Model data

CCP4i projects	Experimental data	Model data	Atom selection	Servers

Sequences in CCP4i2
Sequence file formats
Sequence alignments in CCP4i2
Alignment file formats
Coordinate file formats
Ensemble coordinate files
Ligand geometry

Sequences in CCP4i2

The molecular replacement and model building tools either require or work much better if provided with the sequence of the structure to be solved. You can import sequences from a file or cut-n-paste into a sequence editor that can be opened from the sequence icon menu (right mouse click on the icon).

If you have difficulty importing a sequence file to CCP4i2 please try the EBI readseq tool to convert to an acceptable format.

Ideally you should also enter a Uniprot (or other database) reference for the sequence - this can then be used to get additional information from Uniprot to be used to help with PDB data submission. A database reference may be present in a sequence file or can be entered in the sequence editor.

There are many different formats for sequence files and they are often poorly defined. CCP4i2 will attempt ot read any file it is presented - please check that a file is read correctly by viewing it in the sequence editor. If the file contains multiple sequences you will be prompted to select just one sequence to import.

Within CCP4i2 all sequences are saved and used in a FASTA format but the original file is saved in the project imported files directory. The imported sequence file and the corresponding sequence object shown in the interface contain the sequence of just one chain. In situations where you might need to specify the sequence of multiple chains you will be able to enter a list of sequences.

Sequence file formats

FASTA format

The first line starts with >, then a word for the name of the sequence and the rest of the line is a description of the sequence. The remaining lines contain the sequence itself. Blank lines, spaces or other symbols (dashes, underscores, periods) are ignored.

 >rnase This is the rnase sequence
DVSGTVCLSALPPEATDTLNLIASDGPFPYSQDGVVFQNRESVLPTQSYGYYHEYTVITPGARTRGTRRIICGE
ATQEDYYTGDHYATFSLIDQTC

PIR format

A PIR (sometimes called NBRF) file contains one or more sequences in the form: Line 1: ">P1;" which includes a two-letter code defining the sequence type (P1, F1, DL, DC, RL, RC, or XX) followed by the database ID code. Line 2: text description of the sequence. Lines 3+: the sequence, which can include white space and '-' (that will be ignored) ending with "*" character. Optionally these can be followed by more lines describing the sequence. Example:

>P1; RNASE
Chain A for Rnase
DVSGTVCLSALPPEATDTLNLIASDGPFPYSQDGVVFQNRESVLPTQSYGYYHEYTVITPGARTRGTRRIICGE
ATQEDYYTGDHYATFSLIDQTC*

Uniprot XML format

A file in this format begins like:

<?xml version='1.0' encoding='UTF-8'?>
<uniprot xmlns="http://uniprot.org/uniprot" xmlns:xsi="http://www.w3.org/2001/XMLSchema-instance" xsi:schemaLocation="http://uniprot.org/uniprot http://www.uniprot.org/support/docs/uniprot.xsd">
<entry dataset="Swiss-Prot" created="1997-11-01" modified="2015-02-04" version="125">
<accession>Q02555</accession>
<accession>D6W065</accession>
<accession>Q04008</accession>
<accession>Q05038</accession>

CCP4i2 may download such files from the Uniprot website and save them in the project download directory.

***

Continue the CCP4i2 model data page past its last sentence.

- _Information supplied_:

***

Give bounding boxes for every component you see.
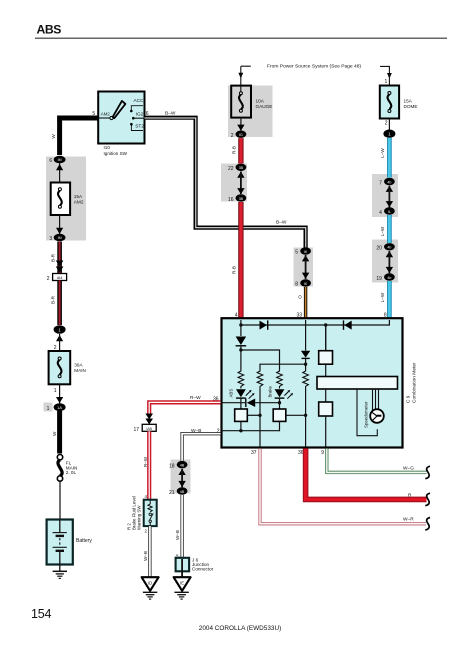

***

- _Expected answer_:
Sequence alignments in CCP4i2

Sequence alignments are used in CCP4i2 to create better molecular replacement models using the Truncate search model or Edit search model tools. There is an Align sequences with Clustalw task to align two or more sequences or an alignment from an alternative source can be used.

Alignment file formats

Aligment files contain multiple sequences formatted to indicate the equivalent residues. This usually requires spaces or dashes in an individual sequence where there is no equivalent residue. Alignment files often have extra 'consensus' lines with symbols indicating, for example, conserved residues.

Files from PsiBlast or HHPred servers such as http://www.ebi.ac.uk/Tools/sss/psiblast/ and http://toolkit.tuebingen.mpg.de/hhpred may contain mutliple sets of alignments and the CCP4i2 Import an alignment interface allows you to select one of those alignments to export in Clustal format.

FASTA format

The format is the same as the sequence format described above but with multiple sequences which may contain spaces or dashes.

Clustal format

The first line begins "CLUSTAL W" or "CLUSTALW" and can then have annotation which is followed by blank lines that are ignored. There are one or more blocks of sequence data separated by blank lines. Each block consists of one line for each sequence followed by a line showing the sequence conservation. The sequence line consists of the sequence name, white space and up to 60 sequence symbols. There can be white space and a cumulative count of residues for the sequence. The block ends with line showing the degree of conservation for the columns of the alignment in this block. Gaps in sequences are represented using hyphens.
The characters used to represent the degree of conservation are

*	all residues or nucleotides in that column are identical
:	conserved substitutions have been observed
.	semi-conserved substitutions have been observed
	no match

CLUSTAL 2.1 multiple sequence alignment


rnase_A         --------------------------------------------------DVSGTVCLS-
1vjf_A          MKTRADLFAFFDAHGVDHKTLDHPPVFRVEEGLEIKAAMPGGHTKNLFLKDAKGQLWLIS
                                                                  *..* : *  

rnase_A         ALPPEATDT--LNLIASDGPFPYSQDGVVFQNRESVLP--TQSYGYYHEYT-----VITP
1vjf_A          ALGETTIDLKKLHHVIGSGRLSFGPQEMMLETLG-VTPGSVTAFGLINDTEKRVRFVLDK
                **   : *   *: : ..* :.:. : ::::.   * *  . ::*  ::       *:  

rnase_A         GART---------RGTRRIICGEATQEDYYTG----DHYATFSLIDQTC
1vjf_A          ALADSDPVNFHPLKNDATTAVSQAGLRRFLAALGVEPMIVDFAAMEVVG
                .            :.      .:*  . : :.       . *: :: .

Beware there may be problems reading this file if the conservation line is shorter than the sequence lines in the same block - the conservation line needs to have spaces on the end of the line where there is no conservation. Also there should be NO blank lines on the end of the file.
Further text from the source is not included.